═══ Textauszug

So funzt es.... man ist das alles umständlich  :? 
Kann also geschlossen werden der Thread!

Danke SlaterB!


----------



## SlaterB (20. Mrz 2008)

geh weg mit diesen schrecklichen x +y+ z

"D:\\Tomcat 5.0\\webapps\\Watchcat\\getTotalSize.cmd"
ist also ein korrekt eingeanführungszeichneter Pfad,

wenn du nun

"D:\\Tomcat 5.0\\webapps\\Watchcat\\getTotalSize.cmd Parameter"

schreibst, dann beziehen sich die Anführungszeichen auf das gesamte Kommando, nicht mehr auf den Pfad (werden wahrscheinlich ignoriert)

══════
═══ Extrahierte Daten

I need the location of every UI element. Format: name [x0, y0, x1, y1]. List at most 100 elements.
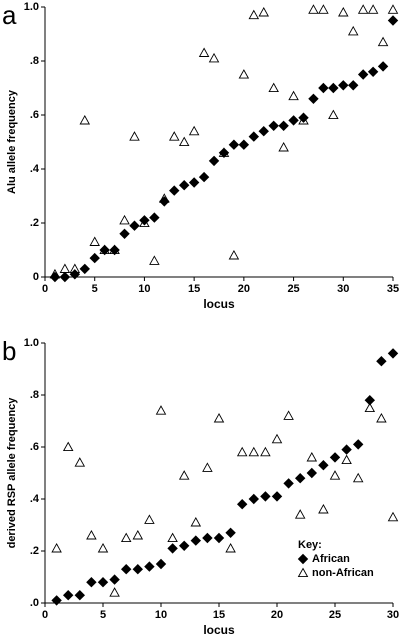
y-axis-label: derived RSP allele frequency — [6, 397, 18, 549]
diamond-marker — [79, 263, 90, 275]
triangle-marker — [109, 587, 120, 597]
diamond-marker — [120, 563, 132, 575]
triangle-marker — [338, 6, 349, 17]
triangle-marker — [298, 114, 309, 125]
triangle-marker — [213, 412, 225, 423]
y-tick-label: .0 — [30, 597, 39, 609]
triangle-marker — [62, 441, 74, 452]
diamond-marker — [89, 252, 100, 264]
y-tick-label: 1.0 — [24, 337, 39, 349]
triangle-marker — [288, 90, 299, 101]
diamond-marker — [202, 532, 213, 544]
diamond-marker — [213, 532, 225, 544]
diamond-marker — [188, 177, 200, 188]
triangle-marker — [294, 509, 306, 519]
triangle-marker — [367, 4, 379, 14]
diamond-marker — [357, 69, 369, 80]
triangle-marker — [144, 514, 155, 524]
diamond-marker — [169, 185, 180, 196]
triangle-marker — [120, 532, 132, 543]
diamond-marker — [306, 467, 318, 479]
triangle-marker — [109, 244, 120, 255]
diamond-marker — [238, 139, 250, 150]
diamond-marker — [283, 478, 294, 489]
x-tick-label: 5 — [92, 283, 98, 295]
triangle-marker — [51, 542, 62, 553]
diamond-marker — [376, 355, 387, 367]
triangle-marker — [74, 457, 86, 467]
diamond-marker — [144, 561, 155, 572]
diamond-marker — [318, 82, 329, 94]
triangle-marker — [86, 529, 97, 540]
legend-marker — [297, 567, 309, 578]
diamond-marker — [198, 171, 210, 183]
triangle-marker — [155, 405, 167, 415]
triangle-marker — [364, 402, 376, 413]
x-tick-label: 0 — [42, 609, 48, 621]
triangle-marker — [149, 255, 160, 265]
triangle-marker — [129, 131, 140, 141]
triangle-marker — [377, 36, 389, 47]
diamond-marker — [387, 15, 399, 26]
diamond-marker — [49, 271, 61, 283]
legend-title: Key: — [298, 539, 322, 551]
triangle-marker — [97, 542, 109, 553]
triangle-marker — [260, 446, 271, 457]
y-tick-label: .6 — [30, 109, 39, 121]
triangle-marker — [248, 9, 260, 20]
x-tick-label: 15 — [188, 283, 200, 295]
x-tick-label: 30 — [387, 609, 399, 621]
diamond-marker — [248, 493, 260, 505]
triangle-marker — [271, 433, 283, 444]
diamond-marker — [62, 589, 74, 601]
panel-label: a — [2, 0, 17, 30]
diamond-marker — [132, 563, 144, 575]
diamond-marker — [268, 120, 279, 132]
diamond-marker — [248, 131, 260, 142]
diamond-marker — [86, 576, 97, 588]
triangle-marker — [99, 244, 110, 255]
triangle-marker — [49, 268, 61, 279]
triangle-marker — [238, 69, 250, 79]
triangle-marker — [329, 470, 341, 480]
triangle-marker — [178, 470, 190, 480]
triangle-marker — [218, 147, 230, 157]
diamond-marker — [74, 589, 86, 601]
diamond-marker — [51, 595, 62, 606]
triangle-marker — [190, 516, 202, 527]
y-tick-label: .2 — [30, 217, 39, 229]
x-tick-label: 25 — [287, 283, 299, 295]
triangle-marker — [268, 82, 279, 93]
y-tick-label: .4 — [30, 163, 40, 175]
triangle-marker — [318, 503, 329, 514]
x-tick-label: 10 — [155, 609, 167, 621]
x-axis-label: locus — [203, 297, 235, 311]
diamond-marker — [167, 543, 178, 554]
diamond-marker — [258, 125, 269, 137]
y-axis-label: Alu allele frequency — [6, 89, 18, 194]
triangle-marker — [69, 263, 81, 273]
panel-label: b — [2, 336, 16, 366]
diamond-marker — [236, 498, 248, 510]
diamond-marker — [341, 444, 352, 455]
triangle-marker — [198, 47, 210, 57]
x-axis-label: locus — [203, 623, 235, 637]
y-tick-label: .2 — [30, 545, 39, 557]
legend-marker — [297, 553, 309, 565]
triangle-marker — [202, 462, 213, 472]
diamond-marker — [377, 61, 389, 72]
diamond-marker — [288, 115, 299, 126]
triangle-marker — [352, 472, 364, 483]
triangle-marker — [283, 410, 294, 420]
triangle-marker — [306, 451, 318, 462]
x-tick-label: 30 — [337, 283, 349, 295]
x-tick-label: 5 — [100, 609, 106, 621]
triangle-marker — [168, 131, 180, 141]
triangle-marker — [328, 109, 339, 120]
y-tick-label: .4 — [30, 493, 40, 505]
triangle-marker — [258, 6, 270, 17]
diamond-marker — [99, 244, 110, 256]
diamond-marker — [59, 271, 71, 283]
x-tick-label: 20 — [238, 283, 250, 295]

══════

Aufgabenstellung:
Schreibe den Forenauszug über Anführungszeichen im Befehlspfad weiter, beginnend nach seinem letzten Satz.

Musterlösung:
es muss also
"D:\\Tomcat 5.0\\webapps\\Watchcat\\getTotalSize.cmd" Parameter

heißen, in Jave übersetzt

Process pr = rt.exec("\"D:\\Tomcat 5.0\\webapps\\Watchcat\\getTotalSize.cmd\" Parameter");


----------



## Olli123 (20. Mrz 2008)

OK... danke! Gute Erläuterung   
Jetzt ist mir auch deutlich klarer, warum es so nun funktioniert.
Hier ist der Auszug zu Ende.